Exercise: The records that follow are to be repeated without alteration.

Data records:
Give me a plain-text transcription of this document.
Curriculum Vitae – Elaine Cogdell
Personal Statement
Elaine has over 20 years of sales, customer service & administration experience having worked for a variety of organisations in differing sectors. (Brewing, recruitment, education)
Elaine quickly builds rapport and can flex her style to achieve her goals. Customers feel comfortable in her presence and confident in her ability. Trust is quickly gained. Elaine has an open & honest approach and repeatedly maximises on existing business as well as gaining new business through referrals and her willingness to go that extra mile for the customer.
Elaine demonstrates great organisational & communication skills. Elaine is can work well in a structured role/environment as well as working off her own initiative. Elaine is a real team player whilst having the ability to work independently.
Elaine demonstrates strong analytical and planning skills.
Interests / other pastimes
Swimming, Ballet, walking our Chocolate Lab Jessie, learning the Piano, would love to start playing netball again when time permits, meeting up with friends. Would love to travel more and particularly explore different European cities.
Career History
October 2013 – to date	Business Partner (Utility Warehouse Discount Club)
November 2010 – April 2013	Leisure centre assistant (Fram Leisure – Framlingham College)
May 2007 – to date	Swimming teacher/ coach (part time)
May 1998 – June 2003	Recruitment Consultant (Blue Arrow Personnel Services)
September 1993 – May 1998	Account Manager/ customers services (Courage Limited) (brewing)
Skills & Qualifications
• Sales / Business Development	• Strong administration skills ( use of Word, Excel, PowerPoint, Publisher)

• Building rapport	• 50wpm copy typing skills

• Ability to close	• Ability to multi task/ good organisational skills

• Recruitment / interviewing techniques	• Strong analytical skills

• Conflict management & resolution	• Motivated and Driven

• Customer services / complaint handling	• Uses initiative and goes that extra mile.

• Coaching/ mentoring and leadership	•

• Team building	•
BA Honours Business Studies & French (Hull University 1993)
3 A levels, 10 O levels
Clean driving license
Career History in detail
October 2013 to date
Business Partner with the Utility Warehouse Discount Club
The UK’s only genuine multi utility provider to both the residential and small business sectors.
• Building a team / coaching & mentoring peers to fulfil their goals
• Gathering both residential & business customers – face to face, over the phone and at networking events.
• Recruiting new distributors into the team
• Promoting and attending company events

Exercise result:
Give me a plain-text transcription of this document.
Curriculum Vitae – Elaine Cogdell
Personal Statement
Elaine has over 20 years of sales, customer service & administration experience having worked for a variety of organisations in differing sectors. (Brewing, recruitment, education)
Elaine quickly builds rapport and can flex her style to achieve her goals. Customers feel comfortable in her presence and confident in her ability. Trust is quickly gained. Elaine has an open & honest approach and repeatedly maximises on existing business as well as gaining new business through referrals and her willingness to go that extra mile for the customer.
Elaine demonstrates great organisational & communication skills. Elaine is can work well in a structured role/environment as well as working off her own initiative. Elaine is a real team player whilst having the ability to work independently.
Elaine demonstrates strong analytical and planning skills.
Interests / other pastimes
Swimming, Ballet, walking our Chocolate Lab Jessie, learning the Piano, would love to start playing netball again when time permits, meeting up with friends. Would love to travel more and particularly explore different European cities.
Career History
October 2013 – to date	Business Partner (Utility Warehouse Discount Club)
November 2010 – April 2013	Leisure centre assistant (Fram Leisure – Framlingham College)
May 2007 – to date	Swimming teacher/ coach (part time)
May 1998 – June 2003	Recruitment Consultant (Blue Arrow Personnel Services)
September 1993 – May 1998	Account Manager/ customers services (Courage Limited) (brewing)
Skills & Qualifications
• Sales / Business Development	• Strong administration skills ( use of Word, Excel, PowerPoint, Publisher)

• Building rapport	• 50wpm copy typing skills

• Ability to close	• Ability to multi task/ good organisational skills

• Recruitment / interviewing techniques	• Strong analytical skills

• Conflict management & resolution	• Motivated and Driven

• Customer services / complaint handling	• Uses initiative and goes that extra mile.

• Coaching/ mentoring and leadership	•

• Team building	•
BA Honours Business Studies & French (Hull University 1993)
3 A levels, 10 O levels
Clean driving license
Career History in detail
October 2013 to date
Business Partner with the Utility Warehouse Discount Club
The UK’s only genuine multi utility provider to both the residential and small business sectors.
• Building a team / coaching & mentoring peers to fulfil their goals
• Gathering both residential & business customers – face to face, over the phone and at networking events.
• Recruiting new distributors into the team
• Promoting and attending company events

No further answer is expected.